------ Textauszug
# G-Sync Monitor gesucht



## amer_der_erste (8. Februar 2017)

Hallo zusammen,


da ich keine Lust habe noch 4-6 Monate auf Vega zu warten wobei man da auch nicht mal weiß *was* die Karte leisten wird,
überlege ich jetzt das Lager zu wechseln.

Eine 1070 / 1080 ist schnell mal gekauft *aber* am schwersten fällt es mir wegen meinem Monitor: Benq XL2730z
Ich bin mit dem Teil extrem zufrieden.

Ich möchte in Zukunft *nicht* mehr auf Freesync / Gsync verzichten, daher Suche ich einen Ersatz für den Benq.

Ganz wichtig: er muss mindestens genauso gut sein wie der _alte_ dh:

- 2560x1440
- 144 Hz
- TN / iPS
- gute Ergonomie
- Möglichkeit Profile zu erstellen (habe ich beim Benq: ein Profil für Office & Co und das andere Profil nur zum zocken.
- Gsync
- _nice to have:_ Black equalizer & Color Vibrance

_Vielleicht gibt es hier ja den einen oder anderen User der selbst schon den gleichen oder ähnlichen Wechsel gemacht hat..
Ich bin für jeden Tipp dankbar._

=========================================================================================================
Gibt es Infos wann eventuelle Nachfolger von folgenden Monitoren kommen:

ASUS ROG Swift PG279Q Preisvergleich | Geizhals Österreich *fast zwei Jahre am Markt*
ASUS ROG Swift PG278Q Preisvergleich | Geizhals Österreich *über drei Jahre am Markt*
Acer Predator XB271HUbmiprz Preisvergleich | Geizhals Österreich *achtzehn Monate am Markt*

_Ich möchte nicht unbedingt soviel Geld in den Monitor investieren wenn der Nachfolger (?) vielleicht schon bald erscheint._
=========================================================================================================

*Was könnt ihr sonst empfehlen?*


----------



## JoM79 (8. Februar 2017)

*AW: Von Freesync auf Gsync*

Hast du den BenQ mal ohne Freesync benutzt. 
Aber ansonsten, Acer XB271HUA.


----------



## amer_der_erste (8. Februar 2017)

*AW: Von Freesync auf Gsync*



JoM79 schrieb:


> Hast du den BenQ mal ohne Freesync benutzt.
> Aber ansonsten, Acer XB271HUA.



Ja, etwas Tearing ist schon zu sehen.
Why?

Edit: Warum ist der Acer bloß nirgends lagernd?


----------



## aloha84 (8. Februar 2017)

*AW: Von Freesync auf Gsync*

.....der Dell soll auch nicht schlecht sein.
Dell S2716DG Monitor schwarz: Amazon.de: Computer & Zubehor


----------



## JoM79 (8. Februar 2017)

*AW: Von Freesync auf Gsync*

Wenn dich das etwas tearing nicht stört, behält den BenQ.


----------



## Bot_mit_Ping (9. Februar 2017)

*AW: Von Freesync auf Gsync*

behalt den Monitor doch erstmal, das bisschen tearing wirste wohl verkraften. Wenn Vega kommt kannste immernoch entscheiden.
------------
Aufgabe - Setze den Forenthread zur Suche nach einem G-Sync-Monitor im Anschluss an seinen letzten Beitrag fort. Die Einträge sind eigenständiges Material und gehören nicht zum Forenthread.
------ Aufgeführte Einträge
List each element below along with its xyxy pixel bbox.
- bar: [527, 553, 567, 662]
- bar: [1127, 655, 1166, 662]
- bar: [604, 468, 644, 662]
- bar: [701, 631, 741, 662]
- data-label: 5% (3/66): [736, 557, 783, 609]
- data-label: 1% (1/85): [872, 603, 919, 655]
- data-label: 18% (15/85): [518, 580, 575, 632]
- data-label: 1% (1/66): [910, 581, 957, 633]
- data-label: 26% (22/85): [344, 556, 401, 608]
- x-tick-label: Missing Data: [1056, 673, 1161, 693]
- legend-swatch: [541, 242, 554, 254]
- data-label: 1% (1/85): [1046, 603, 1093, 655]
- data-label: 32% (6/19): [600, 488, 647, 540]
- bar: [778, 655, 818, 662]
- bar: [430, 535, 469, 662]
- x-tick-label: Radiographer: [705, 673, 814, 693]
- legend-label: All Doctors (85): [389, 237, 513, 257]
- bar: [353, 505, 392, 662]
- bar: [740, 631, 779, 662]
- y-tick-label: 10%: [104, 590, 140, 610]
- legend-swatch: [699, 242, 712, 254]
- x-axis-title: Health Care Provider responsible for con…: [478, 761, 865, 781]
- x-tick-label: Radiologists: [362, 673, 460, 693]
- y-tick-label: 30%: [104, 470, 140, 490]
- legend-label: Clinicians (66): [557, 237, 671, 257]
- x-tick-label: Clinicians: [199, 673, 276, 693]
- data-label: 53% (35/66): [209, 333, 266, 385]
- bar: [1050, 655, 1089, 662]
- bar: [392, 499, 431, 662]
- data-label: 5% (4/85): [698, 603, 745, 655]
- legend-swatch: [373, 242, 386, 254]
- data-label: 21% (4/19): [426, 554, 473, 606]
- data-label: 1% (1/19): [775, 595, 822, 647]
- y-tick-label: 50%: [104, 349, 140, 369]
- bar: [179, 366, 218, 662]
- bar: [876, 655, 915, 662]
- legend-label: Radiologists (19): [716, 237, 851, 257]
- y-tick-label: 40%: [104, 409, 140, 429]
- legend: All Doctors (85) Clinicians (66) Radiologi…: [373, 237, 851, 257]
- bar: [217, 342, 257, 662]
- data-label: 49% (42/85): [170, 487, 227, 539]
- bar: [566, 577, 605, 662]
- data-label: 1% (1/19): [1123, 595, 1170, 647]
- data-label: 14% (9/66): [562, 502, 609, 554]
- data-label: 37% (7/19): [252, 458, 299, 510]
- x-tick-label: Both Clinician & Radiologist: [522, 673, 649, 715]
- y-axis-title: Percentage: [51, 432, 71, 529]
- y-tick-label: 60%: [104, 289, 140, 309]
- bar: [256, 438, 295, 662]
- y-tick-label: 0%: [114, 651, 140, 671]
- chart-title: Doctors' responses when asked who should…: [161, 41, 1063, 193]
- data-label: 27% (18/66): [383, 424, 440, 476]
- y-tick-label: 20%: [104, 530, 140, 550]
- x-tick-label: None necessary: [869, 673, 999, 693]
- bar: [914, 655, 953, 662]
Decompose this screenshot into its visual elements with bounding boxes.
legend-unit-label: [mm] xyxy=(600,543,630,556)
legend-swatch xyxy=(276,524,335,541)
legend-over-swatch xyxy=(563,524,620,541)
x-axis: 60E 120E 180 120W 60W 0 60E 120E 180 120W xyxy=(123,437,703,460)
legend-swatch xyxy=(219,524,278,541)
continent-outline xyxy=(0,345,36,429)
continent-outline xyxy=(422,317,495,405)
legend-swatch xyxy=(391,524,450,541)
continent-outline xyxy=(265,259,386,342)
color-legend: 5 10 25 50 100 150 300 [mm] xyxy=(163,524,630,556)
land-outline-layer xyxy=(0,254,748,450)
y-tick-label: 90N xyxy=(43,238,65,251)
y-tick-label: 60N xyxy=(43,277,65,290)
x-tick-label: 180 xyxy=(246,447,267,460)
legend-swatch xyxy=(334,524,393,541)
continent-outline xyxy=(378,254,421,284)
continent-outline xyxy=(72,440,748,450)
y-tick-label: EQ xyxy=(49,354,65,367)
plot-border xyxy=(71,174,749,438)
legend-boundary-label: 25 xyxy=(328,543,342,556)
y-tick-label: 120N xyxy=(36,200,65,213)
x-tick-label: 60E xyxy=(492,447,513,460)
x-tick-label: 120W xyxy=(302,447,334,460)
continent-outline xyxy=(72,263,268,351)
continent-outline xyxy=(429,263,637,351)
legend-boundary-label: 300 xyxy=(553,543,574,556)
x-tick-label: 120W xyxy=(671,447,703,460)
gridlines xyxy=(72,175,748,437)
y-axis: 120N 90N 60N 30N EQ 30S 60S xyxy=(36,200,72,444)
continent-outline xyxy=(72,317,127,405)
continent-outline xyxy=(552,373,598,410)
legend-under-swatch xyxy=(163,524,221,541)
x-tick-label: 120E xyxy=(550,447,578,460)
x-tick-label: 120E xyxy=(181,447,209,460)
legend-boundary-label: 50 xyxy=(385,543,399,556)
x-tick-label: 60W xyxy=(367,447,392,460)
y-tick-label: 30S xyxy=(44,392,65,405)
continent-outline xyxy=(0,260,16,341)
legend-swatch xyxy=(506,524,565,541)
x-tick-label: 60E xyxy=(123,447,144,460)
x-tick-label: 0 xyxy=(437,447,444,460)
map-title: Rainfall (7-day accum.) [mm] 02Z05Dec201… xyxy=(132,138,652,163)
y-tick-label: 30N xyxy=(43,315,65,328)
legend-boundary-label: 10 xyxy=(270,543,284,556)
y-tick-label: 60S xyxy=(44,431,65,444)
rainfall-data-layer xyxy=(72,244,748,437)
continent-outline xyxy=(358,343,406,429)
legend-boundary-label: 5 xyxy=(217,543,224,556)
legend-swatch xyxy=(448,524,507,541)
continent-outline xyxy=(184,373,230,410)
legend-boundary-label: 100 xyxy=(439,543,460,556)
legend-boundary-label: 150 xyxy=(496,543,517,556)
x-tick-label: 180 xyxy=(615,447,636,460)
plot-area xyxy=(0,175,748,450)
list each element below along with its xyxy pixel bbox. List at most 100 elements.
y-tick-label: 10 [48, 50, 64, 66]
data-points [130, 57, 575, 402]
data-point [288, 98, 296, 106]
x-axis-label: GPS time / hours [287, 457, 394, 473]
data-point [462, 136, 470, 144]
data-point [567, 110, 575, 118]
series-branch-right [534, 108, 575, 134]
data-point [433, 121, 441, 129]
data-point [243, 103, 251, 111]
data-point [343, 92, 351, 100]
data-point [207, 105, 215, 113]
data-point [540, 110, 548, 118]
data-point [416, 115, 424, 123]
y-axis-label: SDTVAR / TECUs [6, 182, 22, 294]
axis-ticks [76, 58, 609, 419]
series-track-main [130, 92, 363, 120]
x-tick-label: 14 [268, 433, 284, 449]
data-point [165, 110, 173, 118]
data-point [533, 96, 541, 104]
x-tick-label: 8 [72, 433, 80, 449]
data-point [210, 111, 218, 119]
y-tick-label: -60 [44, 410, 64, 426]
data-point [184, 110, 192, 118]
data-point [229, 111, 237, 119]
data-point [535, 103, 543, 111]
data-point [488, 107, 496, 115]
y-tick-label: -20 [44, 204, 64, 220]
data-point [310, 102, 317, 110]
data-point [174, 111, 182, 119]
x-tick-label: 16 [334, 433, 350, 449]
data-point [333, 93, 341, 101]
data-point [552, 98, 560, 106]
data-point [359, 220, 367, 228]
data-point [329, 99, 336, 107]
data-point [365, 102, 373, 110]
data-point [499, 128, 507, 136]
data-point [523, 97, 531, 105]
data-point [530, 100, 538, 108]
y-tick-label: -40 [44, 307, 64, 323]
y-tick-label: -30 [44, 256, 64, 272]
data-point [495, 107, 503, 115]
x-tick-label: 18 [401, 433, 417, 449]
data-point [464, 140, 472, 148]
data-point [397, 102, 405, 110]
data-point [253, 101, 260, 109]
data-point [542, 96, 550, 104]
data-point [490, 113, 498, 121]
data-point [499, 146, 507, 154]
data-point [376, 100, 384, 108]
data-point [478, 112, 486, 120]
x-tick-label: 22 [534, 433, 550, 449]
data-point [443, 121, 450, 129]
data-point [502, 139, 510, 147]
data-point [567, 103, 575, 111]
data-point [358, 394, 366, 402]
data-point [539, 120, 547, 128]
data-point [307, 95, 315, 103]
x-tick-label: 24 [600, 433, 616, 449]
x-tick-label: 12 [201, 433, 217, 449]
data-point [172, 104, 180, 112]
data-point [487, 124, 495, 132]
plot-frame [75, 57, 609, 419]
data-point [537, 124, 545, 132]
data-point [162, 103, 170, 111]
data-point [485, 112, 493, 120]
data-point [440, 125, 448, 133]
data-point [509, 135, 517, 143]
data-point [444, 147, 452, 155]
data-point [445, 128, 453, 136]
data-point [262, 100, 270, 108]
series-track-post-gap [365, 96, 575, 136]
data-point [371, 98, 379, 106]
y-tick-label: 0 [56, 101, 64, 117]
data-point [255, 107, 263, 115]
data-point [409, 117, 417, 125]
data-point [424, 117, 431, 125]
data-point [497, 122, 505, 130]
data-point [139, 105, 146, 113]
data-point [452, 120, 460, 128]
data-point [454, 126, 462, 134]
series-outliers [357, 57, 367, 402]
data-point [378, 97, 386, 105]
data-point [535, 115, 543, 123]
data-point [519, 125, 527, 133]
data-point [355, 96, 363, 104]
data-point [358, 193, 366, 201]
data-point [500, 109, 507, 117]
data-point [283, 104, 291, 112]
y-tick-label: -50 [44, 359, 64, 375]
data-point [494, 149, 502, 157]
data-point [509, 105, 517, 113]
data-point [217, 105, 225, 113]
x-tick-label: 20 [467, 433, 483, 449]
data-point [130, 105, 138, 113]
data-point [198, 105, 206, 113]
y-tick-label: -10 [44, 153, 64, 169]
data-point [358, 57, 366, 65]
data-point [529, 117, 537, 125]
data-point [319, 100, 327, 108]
------------
Die Antwort -
Entweder Vega taugt nichts, dann kannst immernoch einen anderen Monitor kaufen oder es taugt was dann kannst du deine 1080 gebraucht verscherbeln und von dem Geld eben Vega kaufen.


----------



## SuddenDeathStgt (9. Februar 2017)

*AW: Von Freesync auf Gsync*

Würde ich Dir auch empfehlen, vor allem, weil Du mit deinem  Moni zufrieden bist. Daher einfach behalten & wenn es eine NV werden sollte, dann hast immer noch volle 144Hz & ggf. bei einem erneuten Wechsel zu kommende AMD-Modelle eine FS-Option. 
Je nach Frames und Engine sollte es da eigentlich auch nur sporadisch "mal tearen" ...

Zu dem Unterschied von den ASUS-Monis ....Der QR hat noch eine OC-Funktion auf 165Hz & somit auch noch eine etwas größere Range. Zusätzlich hast noch einen HDMI-Port (GSync nicht möglich) und ansonsten sind die Modelle identisch.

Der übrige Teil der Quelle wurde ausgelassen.